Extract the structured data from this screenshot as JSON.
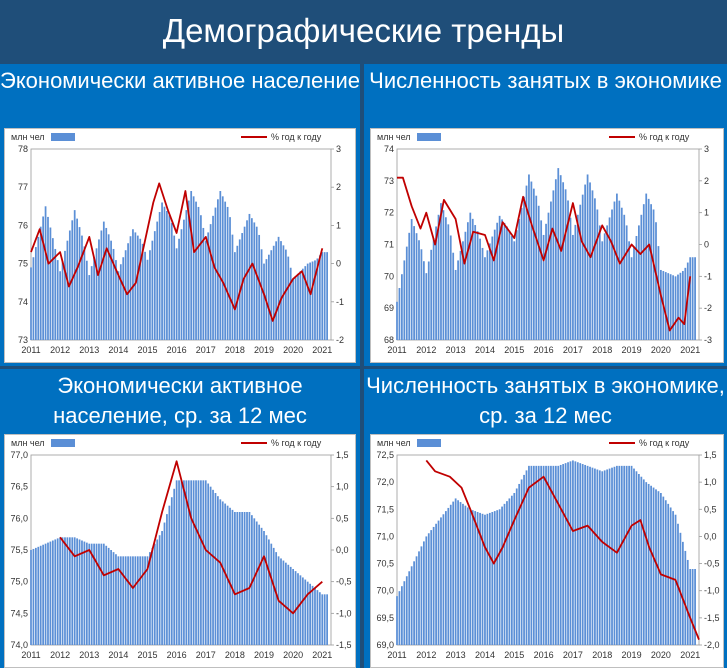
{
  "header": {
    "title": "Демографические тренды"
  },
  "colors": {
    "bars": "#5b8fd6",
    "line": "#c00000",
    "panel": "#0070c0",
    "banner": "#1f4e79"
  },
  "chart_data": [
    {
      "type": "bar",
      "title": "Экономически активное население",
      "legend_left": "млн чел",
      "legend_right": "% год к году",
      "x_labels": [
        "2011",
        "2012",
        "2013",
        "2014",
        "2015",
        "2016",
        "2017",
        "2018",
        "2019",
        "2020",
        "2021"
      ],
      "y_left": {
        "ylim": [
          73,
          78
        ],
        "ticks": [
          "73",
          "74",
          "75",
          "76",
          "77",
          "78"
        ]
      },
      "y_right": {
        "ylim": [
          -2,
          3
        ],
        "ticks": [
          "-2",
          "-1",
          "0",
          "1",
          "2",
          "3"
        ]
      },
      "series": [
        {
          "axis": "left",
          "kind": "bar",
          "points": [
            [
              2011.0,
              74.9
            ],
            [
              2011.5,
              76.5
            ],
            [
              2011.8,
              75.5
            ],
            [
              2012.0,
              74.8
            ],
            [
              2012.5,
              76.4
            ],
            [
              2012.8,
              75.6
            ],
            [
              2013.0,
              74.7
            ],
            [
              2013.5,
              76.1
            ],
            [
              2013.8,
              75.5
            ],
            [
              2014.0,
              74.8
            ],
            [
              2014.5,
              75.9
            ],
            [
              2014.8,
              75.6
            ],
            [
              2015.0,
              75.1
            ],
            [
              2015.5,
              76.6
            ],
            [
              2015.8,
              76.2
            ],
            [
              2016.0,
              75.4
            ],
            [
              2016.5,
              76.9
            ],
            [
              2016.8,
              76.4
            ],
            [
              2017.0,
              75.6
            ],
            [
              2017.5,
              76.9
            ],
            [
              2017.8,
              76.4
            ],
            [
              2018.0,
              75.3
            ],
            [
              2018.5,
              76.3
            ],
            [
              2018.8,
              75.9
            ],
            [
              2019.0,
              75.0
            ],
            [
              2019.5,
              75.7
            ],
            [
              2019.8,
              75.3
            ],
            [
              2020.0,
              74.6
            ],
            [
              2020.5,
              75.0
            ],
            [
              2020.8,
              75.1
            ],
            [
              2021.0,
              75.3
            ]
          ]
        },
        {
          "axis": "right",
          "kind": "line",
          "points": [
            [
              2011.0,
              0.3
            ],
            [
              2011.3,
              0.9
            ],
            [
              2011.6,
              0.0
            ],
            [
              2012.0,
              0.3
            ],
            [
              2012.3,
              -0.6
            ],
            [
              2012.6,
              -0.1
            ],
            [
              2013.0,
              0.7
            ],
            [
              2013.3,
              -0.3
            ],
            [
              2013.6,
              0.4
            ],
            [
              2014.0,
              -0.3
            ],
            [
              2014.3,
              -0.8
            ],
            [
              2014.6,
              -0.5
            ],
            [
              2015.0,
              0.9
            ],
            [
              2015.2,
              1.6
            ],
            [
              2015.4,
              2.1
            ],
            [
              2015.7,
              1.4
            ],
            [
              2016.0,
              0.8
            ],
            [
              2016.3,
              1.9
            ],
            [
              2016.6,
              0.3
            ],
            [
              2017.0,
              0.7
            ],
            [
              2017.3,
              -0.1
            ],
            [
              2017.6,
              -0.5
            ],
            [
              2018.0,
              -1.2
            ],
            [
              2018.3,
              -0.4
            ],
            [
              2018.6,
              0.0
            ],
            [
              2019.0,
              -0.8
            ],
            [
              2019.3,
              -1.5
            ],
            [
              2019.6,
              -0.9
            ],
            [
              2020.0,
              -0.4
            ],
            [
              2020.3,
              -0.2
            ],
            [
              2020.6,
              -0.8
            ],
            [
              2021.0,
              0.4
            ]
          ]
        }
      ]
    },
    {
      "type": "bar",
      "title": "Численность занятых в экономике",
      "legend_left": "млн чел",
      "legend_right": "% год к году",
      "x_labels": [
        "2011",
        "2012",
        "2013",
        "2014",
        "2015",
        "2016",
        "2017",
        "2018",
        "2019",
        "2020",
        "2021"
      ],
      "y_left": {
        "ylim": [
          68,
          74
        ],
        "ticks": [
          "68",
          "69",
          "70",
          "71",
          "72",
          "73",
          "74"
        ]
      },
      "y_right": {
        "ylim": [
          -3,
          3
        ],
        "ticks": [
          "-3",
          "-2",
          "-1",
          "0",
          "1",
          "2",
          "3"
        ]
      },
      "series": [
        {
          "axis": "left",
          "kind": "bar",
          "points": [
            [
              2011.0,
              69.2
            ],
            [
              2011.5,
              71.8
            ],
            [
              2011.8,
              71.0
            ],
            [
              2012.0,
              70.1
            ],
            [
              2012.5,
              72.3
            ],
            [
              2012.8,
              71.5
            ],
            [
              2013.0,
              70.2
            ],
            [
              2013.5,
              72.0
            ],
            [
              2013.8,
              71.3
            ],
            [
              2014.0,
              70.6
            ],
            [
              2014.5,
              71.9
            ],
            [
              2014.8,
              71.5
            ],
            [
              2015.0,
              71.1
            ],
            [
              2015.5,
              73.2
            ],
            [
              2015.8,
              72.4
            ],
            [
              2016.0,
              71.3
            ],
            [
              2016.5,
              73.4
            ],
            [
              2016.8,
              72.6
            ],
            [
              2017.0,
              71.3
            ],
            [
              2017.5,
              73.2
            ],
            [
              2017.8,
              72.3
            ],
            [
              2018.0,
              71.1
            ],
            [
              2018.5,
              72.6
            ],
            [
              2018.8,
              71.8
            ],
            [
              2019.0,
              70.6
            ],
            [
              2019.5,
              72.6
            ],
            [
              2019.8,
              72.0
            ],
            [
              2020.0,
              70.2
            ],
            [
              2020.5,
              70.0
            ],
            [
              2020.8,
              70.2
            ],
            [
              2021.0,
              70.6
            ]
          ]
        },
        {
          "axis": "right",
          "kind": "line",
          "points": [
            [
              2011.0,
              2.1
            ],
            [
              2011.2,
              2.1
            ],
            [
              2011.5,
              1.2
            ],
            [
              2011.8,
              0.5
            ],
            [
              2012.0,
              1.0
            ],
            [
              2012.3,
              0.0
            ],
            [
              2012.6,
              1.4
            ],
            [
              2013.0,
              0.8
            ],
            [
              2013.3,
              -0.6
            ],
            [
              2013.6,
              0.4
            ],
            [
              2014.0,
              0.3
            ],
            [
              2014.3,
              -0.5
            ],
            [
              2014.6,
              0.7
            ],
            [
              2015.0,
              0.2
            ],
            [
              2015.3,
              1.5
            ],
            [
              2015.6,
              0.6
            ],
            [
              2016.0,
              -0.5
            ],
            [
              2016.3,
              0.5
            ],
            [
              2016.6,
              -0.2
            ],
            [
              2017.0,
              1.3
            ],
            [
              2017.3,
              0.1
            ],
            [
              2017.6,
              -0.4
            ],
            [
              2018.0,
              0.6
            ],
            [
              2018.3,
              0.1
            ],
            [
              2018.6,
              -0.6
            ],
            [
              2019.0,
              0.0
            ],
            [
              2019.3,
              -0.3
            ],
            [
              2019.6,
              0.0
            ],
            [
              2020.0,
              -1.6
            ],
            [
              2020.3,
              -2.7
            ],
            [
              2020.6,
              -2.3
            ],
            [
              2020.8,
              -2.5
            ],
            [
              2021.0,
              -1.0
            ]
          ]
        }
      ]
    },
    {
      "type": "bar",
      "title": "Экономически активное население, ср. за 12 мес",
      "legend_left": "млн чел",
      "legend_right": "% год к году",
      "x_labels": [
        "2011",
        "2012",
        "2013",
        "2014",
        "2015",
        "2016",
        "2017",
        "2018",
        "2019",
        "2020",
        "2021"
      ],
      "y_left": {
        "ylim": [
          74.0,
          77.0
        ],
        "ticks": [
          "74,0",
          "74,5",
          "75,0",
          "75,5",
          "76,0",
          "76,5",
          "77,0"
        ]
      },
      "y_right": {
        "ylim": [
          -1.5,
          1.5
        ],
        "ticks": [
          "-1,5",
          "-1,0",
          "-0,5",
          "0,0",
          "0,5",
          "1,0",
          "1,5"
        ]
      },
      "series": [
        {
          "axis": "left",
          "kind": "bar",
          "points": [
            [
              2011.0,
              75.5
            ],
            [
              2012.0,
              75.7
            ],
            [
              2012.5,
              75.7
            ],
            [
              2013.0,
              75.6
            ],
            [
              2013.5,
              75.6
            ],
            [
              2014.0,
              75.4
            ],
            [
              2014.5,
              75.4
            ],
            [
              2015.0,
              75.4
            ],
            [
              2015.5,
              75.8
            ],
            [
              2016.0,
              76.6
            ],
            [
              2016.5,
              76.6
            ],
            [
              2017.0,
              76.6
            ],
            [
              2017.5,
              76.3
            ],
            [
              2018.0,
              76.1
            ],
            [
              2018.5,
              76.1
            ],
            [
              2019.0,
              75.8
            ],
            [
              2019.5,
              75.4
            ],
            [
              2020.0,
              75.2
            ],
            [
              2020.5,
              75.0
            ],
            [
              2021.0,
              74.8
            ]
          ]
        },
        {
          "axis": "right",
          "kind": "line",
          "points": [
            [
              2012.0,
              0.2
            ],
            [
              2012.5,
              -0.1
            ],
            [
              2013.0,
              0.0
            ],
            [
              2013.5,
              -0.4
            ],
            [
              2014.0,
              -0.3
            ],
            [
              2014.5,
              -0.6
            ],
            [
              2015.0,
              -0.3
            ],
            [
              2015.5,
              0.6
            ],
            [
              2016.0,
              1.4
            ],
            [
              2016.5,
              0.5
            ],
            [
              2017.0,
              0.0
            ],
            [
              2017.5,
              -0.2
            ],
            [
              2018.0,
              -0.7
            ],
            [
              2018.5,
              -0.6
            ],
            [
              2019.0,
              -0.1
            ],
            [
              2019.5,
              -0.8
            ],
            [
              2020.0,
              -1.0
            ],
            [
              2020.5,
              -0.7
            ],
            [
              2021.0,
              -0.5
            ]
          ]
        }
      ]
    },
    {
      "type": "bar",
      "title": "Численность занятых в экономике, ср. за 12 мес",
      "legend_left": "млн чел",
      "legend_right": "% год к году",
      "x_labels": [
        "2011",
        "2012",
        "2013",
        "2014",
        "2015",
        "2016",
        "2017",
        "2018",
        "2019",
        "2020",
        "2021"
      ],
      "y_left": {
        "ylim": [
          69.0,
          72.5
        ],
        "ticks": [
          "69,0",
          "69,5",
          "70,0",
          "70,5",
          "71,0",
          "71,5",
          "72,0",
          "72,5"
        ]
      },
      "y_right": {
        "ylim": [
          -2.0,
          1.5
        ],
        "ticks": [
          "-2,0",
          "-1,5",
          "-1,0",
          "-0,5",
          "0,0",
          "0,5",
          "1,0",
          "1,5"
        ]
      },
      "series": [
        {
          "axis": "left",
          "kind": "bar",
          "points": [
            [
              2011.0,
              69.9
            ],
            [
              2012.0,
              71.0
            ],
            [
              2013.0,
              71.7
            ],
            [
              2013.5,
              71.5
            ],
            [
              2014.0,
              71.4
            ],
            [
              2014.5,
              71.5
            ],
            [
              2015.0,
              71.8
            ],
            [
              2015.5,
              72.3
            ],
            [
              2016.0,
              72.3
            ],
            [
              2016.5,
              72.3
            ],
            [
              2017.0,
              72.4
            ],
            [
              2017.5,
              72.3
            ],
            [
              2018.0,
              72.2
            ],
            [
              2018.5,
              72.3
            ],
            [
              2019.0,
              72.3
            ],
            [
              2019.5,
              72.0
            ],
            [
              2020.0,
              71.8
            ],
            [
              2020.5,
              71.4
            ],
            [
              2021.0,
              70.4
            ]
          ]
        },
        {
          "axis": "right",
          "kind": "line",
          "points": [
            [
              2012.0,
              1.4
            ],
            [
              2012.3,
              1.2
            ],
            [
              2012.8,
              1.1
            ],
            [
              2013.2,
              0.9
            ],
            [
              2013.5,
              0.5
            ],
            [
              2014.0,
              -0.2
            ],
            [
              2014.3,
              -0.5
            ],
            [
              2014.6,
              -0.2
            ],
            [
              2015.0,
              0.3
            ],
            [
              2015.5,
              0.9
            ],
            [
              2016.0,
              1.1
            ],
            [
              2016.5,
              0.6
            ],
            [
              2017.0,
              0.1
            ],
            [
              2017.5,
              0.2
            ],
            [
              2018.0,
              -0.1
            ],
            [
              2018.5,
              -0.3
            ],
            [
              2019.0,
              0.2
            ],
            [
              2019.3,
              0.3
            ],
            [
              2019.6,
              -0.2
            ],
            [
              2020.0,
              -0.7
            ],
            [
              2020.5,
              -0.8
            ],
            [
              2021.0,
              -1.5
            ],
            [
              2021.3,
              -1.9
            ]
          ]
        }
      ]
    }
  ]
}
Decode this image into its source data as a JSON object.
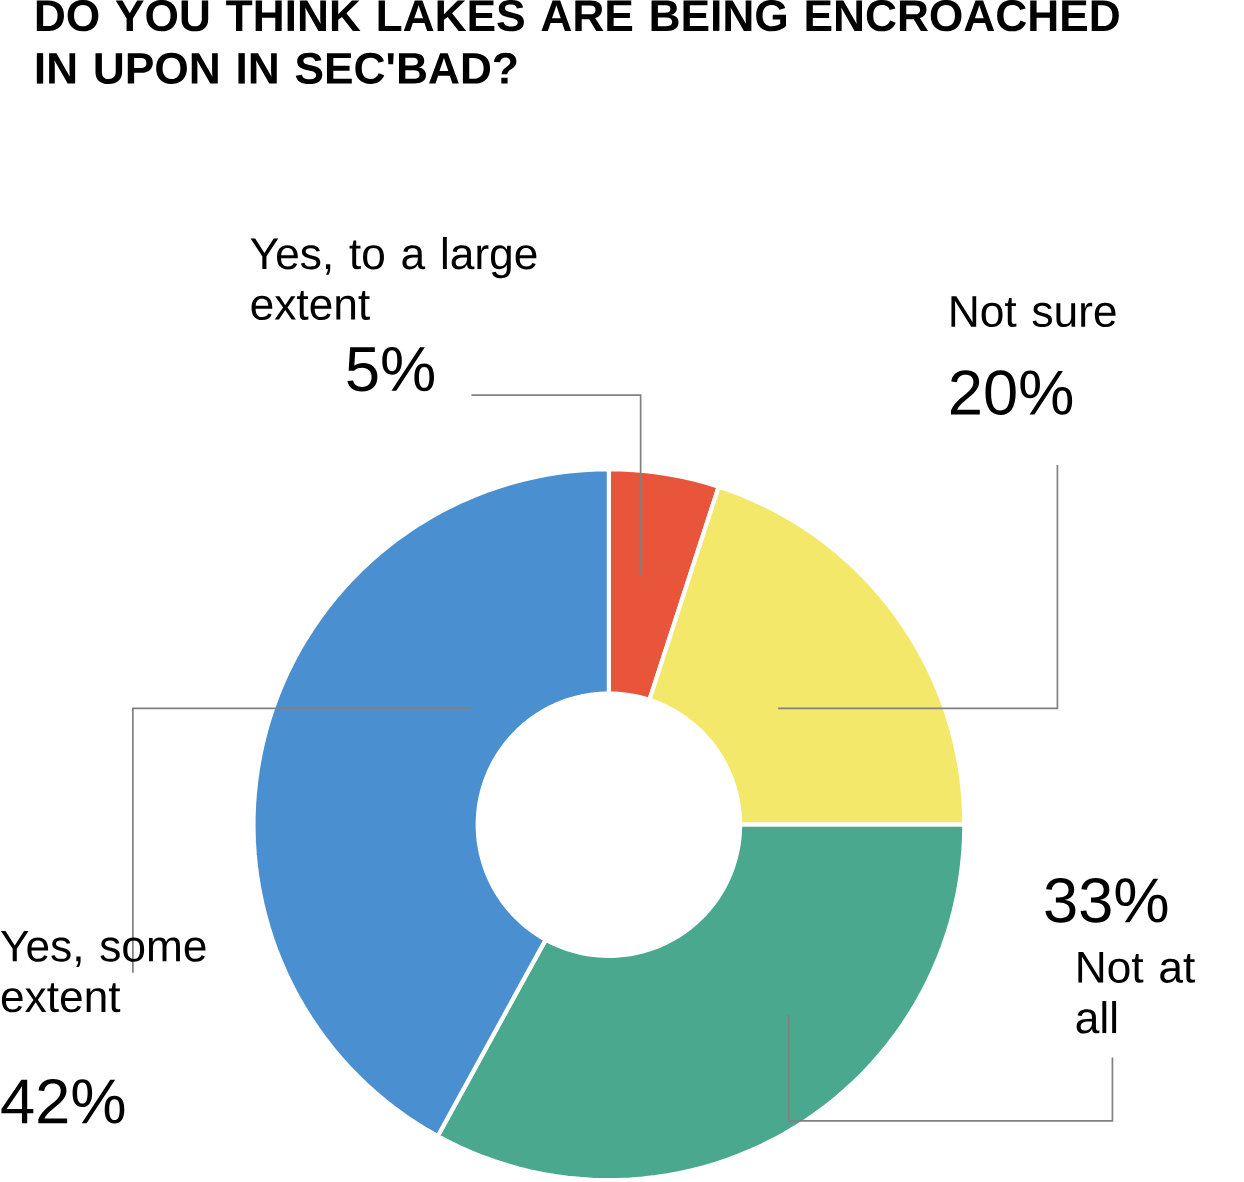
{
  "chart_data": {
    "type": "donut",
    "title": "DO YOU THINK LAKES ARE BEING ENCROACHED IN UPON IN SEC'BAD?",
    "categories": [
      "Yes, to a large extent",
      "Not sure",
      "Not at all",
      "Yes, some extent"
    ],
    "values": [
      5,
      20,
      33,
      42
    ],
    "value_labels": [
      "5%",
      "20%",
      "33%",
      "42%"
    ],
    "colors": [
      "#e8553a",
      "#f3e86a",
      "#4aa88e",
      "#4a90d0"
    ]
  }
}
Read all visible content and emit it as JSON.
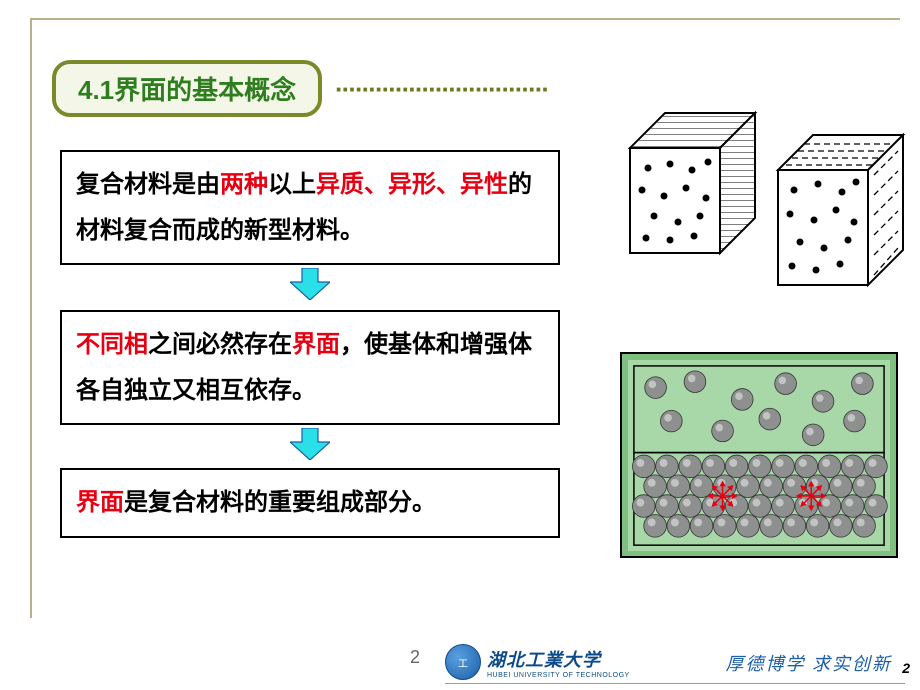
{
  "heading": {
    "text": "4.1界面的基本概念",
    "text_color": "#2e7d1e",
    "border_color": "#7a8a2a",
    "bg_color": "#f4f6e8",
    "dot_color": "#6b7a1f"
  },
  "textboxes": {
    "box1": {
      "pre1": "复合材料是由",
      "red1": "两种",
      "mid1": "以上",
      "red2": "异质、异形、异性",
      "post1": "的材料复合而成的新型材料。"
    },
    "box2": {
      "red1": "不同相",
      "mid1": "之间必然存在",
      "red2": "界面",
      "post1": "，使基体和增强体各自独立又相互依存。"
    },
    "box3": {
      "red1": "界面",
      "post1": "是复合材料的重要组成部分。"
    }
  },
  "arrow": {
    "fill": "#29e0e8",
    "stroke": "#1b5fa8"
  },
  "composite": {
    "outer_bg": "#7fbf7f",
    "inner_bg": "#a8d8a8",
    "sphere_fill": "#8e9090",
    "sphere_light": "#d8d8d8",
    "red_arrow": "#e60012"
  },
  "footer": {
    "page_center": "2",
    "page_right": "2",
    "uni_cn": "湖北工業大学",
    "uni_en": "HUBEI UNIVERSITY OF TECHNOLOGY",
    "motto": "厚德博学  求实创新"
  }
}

> [TASK DESCRIPTION]: From the data above, show each line that contains "Численность".

> [SOLUTION FOR THIS TASK]:
      "title": "Численность занятых в экономике",
      "title": "Численность занятых в экономике, ср. за 12 мес",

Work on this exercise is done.